======== Records provided ========

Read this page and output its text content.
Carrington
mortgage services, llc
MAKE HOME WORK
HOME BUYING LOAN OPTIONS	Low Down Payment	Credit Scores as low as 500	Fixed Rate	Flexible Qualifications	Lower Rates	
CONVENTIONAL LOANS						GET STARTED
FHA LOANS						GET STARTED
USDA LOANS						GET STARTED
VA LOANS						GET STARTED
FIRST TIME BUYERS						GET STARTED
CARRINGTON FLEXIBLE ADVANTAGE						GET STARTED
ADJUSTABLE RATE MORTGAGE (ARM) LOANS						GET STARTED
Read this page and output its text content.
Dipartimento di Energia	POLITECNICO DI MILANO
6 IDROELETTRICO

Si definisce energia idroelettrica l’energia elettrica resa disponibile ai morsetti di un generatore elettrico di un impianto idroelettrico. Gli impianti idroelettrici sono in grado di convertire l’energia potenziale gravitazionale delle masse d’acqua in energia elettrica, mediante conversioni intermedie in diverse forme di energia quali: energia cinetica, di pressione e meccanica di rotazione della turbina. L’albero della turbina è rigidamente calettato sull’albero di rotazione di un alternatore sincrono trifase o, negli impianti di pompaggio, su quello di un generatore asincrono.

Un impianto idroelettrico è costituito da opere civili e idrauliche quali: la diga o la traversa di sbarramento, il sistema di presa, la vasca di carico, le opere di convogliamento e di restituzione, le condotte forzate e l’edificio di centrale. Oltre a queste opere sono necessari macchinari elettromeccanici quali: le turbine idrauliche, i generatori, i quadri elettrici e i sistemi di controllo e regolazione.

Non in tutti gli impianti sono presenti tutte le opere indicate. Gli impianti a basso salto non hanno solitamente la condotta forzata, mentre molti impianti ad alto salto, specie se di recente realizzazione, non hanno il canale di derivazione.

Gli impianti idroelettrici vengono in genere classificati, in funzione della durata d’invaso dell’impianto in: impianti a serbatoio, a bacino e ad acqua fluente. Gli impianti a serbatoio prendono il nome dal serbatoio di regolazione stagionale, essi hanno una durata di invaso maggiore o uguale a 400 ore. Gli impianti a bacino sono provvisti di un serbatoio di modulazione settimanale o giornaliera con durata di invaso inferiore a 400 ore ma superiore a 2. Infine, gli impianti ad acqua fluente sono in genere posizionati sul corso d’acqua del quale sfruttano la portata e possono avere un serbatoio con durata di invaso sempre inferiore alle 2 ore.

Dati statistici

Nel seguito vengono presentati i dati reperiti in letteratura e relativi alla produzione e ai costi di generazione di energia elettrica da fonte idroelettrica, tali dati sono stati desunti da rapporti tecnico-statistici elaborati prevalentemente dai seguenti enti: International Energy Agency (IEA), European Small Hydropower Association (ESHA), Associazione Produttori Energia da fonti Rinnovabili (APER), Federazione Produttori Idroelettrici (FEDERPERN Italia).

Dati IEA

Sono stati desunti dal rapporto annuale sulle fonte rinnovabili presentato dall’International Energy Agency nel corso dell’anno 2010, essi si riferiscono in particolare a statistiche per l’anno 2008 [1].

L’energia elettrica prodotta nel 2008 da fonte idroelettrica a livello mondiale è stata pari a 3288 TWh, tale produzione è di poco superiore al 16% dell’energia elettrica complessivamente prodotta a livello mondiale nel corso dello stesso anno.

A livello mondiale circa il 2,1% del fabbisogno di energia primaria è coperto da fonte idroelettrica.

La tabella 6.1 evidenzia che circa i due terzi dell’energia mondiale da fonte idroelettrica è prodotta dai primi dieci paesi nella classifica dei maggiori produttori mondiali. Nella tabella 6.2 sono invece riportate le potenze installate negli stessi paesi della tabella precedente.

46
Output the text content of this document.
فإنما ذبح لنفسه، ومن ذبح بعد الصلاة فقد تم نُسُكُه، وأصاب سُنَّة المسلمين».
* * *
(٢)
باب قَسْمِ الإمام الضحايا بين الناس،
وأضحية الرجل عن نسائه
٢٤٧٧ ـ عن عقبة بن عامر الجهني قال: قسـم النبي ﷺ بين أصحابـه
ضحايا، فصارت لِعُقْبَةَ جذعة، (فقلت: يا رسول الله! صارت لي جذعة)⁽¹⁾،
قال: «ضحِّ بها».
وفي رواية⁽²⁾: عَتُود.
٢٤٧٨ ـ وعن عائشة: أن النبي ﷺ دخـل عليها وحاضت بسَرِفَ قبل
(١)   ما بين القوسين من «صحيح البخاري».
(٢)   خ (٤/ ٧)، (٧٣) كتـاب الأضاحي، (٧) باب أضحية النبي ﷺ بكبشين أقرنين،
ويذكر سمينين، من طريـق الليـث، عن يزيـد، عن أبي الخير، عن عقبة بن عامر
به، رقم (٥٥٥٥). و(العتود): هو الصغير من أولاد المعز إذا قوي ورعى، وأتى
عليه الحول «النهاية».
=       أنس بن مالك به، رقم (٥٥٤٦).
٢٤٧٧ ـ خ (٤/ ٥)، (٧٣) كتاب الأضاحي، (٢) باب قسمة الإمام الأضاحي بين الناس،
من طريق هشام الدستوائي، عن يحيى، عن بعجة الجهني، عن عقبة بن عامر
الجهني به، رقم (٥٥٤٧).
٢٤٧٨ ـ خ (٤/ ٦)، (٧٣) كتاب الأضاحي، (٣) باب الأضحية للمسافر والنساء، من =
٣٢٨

========

_Request:_ Select the lines from the entries that include the word "الأضاحي".

_Response to the exercise:_
(٢)   خ (٤/ ٧)، (٧٣) كتـاب الأضاحي، (٧) باب أضحية النبي ﷺ بكبشين أقرنين،
٢٤٧٧ ـ خ (٤/ ٥)، (٧٣) كتاب الأضاحي، (٢) باب قسمة الإمام الأضاحي بين الناس،
٢٤٧٨ ـ خ (٤/ ٦)، (٧٣) كتاب الأضاحي، (٣) باب الأضحية للمسافر والنساء، من =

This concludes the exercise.